* [Your goal]: Read the data and repeat all of it exactly.

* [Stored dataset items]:
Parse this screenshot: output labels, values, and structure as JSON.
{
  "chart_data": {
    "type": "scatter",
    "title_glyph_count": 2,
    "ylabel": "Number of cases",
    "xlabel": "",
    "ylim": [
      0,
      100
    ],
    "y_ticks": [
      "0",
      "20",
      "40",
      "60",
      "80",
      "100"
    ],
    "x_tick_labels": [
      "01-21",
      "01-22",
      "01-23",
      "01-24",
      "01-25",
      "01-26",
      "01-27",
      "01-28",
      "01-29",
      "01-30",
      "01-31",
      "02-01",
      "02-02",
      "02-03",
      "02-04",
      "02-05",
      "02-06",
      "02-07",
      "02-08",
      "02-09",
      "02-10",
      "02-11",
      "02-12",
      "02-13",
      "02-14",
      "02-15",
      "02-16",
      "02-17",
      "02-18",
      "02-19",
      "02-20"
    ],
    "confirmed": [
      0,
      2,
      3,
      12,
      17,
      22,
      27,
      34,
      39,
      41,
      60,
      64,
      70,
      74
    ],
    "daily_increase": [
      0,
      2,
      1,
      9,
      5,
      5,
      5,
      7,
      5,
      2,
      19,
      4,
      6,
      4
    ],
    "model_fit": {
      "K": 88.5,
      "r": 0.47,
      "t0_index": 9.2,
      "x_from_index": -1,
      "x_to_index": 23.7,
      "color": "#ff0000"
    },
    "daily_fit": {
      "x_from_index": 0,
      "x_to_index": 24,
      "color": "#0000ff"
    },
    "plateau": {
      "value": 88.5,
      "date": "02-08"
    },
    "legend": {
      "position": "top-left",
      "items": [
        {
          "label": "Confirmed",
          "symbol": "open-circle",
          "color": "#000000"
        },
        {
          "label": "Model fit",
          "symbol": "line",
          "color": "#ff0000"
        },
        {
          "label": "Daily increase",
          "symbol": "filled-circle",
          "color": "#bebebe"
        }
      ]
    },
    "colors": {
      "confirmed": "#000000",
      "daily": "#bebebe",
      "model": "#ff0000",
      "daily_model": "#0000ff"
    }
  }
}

* [Exercise answer]:
Parse this screenshot: output labels, values, and structure as JSON.
{
  "chart_data": {
    "type": "scatter",
    "title_glyph_count": 2,
    "ylabel": "Number of cases",
    "xlabel": "",
    "ylim": [
      0,
      100
    ],
    "y_ticks": [
      "0",
      "20",
      "40",
      "60",
      "80",
      "100"
    ],
    "x_tick_labels": [
      "01-21",
      "01-22",
      "01-23",
      "01-24",
      "01-25",
      "01-26",
      "01-27",
      "01-28",
      "01-29",
      "01-30",
      "01-31",
      "02-01",
      "02-02",
      "02-03",
      "02-04",
      "02-05",
      "02-06",
      "02-07",
      "02-08",
      "02-09",
      "02-10",
      "02-11",
      "02-12",
      "02-13",
      "02-14",
      "02-15",
      "02-16",
      "02-17",
      "02-18",
      "02-19",
      "02-20"
    ],
    "confirmed": [
      0,
      2,
      3,
      12,
      17,
      22,
      27,
      34,
      39,
      41,
      60,
      64,
      70,
      74
    ],
    "daily_increase": [
      0,
      2,
      1,
      9,
      5,
      5,
      5,
      7,
      5,
      2,
      19,
      4,
      6,
      4
    ],
    "model_fit": {
      "K": 88.5,
      "r": 0.47,
      "t0_index": 9.2,
      "x_from_index": -1,
      "x_to_index": 23.7,
      "color": "#ff0000"
    },
    "daily_fit": {
      "x_from_index": 0,
      "x_to_index": 24,
      "color": "#0000ff"
    },
    "plateau": {
      "value": 88.5,
      "date": "02-08"
    },
    "legend": {
      "position": "top-left",
      "items": [
        {
          "label": "Confirmed",
          "symbol": "open-circle",
          "color": "#000000"
        },
        {
          "label": "Model fit",
          "symbol": "line",
          "color": "#ff0000"
        },
        {
          "label": "Daily increase",
          "symbol": "filled-circle",
          "color": "#bebebe"
        }
      ]
    },
    "colors": {
      "confirmed": "#000000",
      "daily": "#bebebe",
      "model": "#ff0000",
      "daily_model": "#0000ff"
    }
  }
}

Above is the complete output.